--- START Dataset rows ---
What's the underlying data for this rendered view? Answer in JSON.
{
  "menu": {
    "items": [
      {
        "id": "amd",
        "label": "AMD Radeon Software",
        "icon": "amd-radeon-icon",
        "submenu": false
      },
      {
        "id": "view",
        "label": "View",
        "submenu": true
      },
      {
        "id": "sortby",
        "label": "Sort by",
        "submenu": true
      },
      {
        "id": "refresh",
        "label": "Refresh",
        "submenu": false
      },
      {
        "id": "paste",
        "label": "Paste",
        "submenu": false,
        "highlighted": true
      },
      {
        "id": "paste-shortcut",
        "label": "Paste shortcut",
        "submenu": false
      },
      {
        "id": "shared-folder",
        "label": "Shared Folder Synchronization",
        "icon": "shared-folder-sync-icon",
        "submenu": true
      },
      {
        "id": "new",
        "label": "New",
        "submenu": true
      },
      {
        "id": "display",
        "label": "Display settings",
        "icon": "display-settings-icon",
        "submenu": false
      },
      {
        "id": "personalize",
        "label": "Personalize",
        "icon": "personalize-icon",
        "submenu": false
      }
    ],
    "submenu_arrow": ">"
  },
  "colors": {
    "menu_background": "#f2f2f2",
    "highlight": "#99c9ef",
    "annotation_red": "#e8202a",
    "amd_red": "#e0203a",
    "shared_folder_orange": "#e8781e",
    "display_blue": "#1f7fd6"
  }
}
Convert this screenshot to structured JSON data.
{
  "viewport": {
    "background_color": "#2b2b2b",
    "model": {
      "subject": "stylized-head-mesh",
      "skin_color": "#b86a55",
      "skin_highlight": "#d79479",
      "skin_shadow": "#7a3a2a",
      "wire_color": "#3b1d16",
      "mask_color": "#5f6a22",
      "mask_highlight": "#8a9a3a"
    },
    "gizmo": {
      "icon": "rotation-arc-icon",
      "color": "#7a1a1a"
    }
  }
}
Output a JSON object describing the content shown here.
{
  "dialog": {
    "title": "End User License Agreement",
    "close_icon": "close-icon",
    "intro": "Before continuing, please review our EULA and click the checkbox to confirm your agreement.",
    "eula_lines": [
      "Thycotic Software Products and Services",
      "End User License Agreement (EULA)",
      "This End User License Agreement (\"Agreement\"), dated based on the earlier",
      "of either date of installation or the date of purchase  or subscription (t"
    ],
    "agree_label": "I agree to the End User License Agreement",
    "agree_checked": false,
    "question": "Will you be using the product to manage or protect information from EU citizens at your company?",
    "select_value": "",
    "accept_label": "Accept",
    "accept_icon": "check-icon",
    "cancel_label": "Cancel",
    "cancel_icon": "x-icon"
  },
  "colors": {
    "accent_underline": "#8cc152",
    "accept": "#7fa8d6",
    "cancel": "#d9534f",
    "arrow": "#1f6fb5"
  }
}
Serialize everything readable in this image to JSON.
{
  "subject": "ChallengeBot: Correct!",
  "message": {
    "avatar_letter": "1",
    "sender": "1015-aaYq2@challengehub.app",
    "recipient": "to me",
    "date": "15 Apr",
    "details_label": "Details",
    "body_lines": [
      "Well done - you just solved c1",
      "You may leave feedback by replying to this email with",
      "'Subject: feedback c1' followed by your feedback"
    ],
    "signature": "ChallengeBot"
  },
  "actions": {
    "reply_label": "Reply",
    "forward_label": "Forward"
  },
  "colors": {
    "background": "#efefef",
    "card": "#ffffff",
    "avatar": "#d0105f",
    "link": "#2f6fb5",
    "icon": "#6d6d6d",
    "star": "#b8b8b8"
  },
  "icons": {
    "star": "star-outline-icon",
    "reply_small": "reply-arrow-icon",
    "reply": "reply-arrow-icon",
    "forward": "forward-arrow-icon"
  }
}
--- END Dataset rows ---
• Objective: The full set of records should be duplicated exactly.

• Task output:
What's the underlying data for this rendered view? Answer in JSON.
{
  "menu": {
    "items": [
      {
        "id": "amd",
        "label": "AMD Radeon Software",
        "icon": "amd-radeon-icon",
        "submenu": false
      },
      {
        "id": "view",
        "label": "View",
        "submenu": true
      },
      {
        "id": "sortby",
        "label": "Sort by",
        "submenu": true
      },
      {
        "id": "refresh",
        "label": "Refresh",
        "submenu": false
      },
      {
        "id": "paste",
        "label": "Paste",
        "submenu": false,
        "highlighted": true
      },
      {
        "id": "paste-shortcut",
        "label": "Paste shortcut",
        "submenu": false
      },
      {
        "id": "shared-folder",
        "label": "Shared Folder Synchronization",
        "icon": "shared-folder-sync-icon",
        "submenu": true
      },
      {
        "id": "new",
        "label": "New",
        "submenu": true
      },
      {
        "id": "display",
        "label": "Display settings",
        "icon": "display-settings-icon",
        "submenu": false
      },
      {
        "id": "personalize",
        "label": "Personalize",
        "icon": "personalize-icon",
        "submenu": false
      }
    ],
    "submenu_arrow": ">"
  },
  "colors": {
    "menu_background": "#f2f2f2",
    "highlight": "#99c9ef",
    "annotation_red": "#e8202a",
    "amd_red": "#e0203a",
    "shared_folder_orange": "#e8781e",
    "display_blue": "#1f7fd6"
  }
}
Convert this screenshot to structured JSON data.
{
  "viewport": {
    "background_color": "#2b2b2b",
    "model": {
      "subject": "stylized-head-mesh",
      "skin_color": "#b86a55",
      "skin_highlight": "#d79479",
      "skin_shadow": "#7a3a2a",
      "wire_color": "#3b1d16",
      "mask_color": "#5f6a22",
      "mask_highlight": "#8a9a3a"
    },
    "gizmo": {
      "icon": "rotation-arc-icon",
      "color": "#7a1a1a"
    }
  }
}
Output a JSON object describing the content shown here.
{
  "dialog": {
    "title": "End User License Agreement",
    "close_icon": "close-icon",
    "intro": "Before continuing, please review our EULA and click the checkbox to confirm your agreement.",
    "eula_lines": [
      "Thycotic Software Products and Services",
      "End User License Agreement (EULA)",
      "This End User License Agreement (\"Agreement\"), dated based on the earlier",
      "of either date of installation or the date of purchase  or subscription (t"
    ],
    "agree_label": "I agree to the End User License Agreement",
    "agree_checked": false,
    "question": "Will you be using the product to manage or protect information from EU citizens at your company?",
    "select_value": "",
    "accept_label": "Accept",
    "accept_icon": "check-icon",
    "cancel_label": "Cancel",
    "cancel_icon": "x-icon"
  },
  "colors": {
    "accent_underline": "#8cc152",
    "accept": "#7fa8d6",
    "cancel": "#d9534f",
    "arrow": "#1f6fb5"
  }
}
Serialize everything readable in this image to JSON.
{
  "subject": "ChallengeBot: Correct!",
  "message": {
    "avatar_letter": "1",
    "sender": "1015-aaYq2@challengehub.app",
    "recipient": "to me",
    "date": "15 Apr",
    "details_label": "Details",
    "body_lines": [
      "Well done - you just solved c1",
      "You may leave feedback by replying to this email with",
      "'Subject: feedback c1' followed by your feedback"
    ],
    "signature": "ChallengeBot"
  },
  "actions": {
    "reply_label": "Reply",
    "forward_label": "Forward"
  },
  "colors": {
    "background": "#efefef",
    "card": "#ffffff",
    "avatar": "#d0105f",
    "link": "#2f6fb5",
    "icon": "#6d6d6d",
    "star": "#b8b8b8"
  },
  "icons": {
    "star": "star-outline-icon",
    "reply_small": "reply-arrow-icon",
    "reply": "reply-arrow-icon",
    "forward": "forward-arrow-icon"
  }
}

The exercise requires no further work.